[Start of Supplied material]
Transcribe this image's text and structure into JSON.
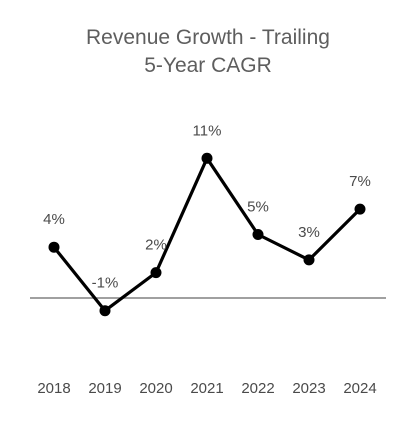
{
  "chart_data": {
    "type": "line",
    "title": [
      "Revenue Growth - Trailing",
      "5-Year CAGR"
    ],
    "categories": [
      "2018",
      "2019",
      "2020",
      "2021",
      "2022",
      "2023",
      "2024"
    ],
    "values": [
      4,
      -1,
      2,
      11,
      5,
      3,
      7
    ],
    "data_labels": [
      "4%",
      "-1%",
      "2%",
      "11%",
      "5%",
      "3%",
      "7%"
    ],
    "value_unit": "%",
    "ylim": [
      -3,
      13
    ],
    "grid": false,
    "zero_line": true,
    "colors": {
      "line": "#000000",
      "zero_line": "#808080",
      "title": "#5e5e5e",
      "labels": "#4a4a4a"
    }
  }
}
[End of Supplied material]
- What is expected -
Quote every record above exactly, leaving out any pictures.

- Answer to the exercise -
Transcribe this image's text and structure into JSON.
{
  "chart_data": {
    "type": "line",
    "title": [
      "Revenue Growth - Trailing",
      "5-Year CAGR"
    ],
    "categories": [
      "2018",
      "2019",
      "2020",
      "2021",
      "2022",
      "2023",
      "2024"
    ],
    "values": [
      4,
      -1,
      2,
      11,
      5,
      3,
      7
    ],
    "data_labels": [
      "4%",
      "-1%",
      "2%",
      "11%",
      "5%",
      "3%",
      "7%"
    ],
    "value_unit": "%",
    "ylim": [
      -3,
      13
    ],
    "grid": false,
    "zero_line": true,
    "colors": {
      "line": "#000000",
      "zero_line": "#808080",
      "title": "#5e5e5e",
      "labels": "#4a4a4a"
    }
  }
}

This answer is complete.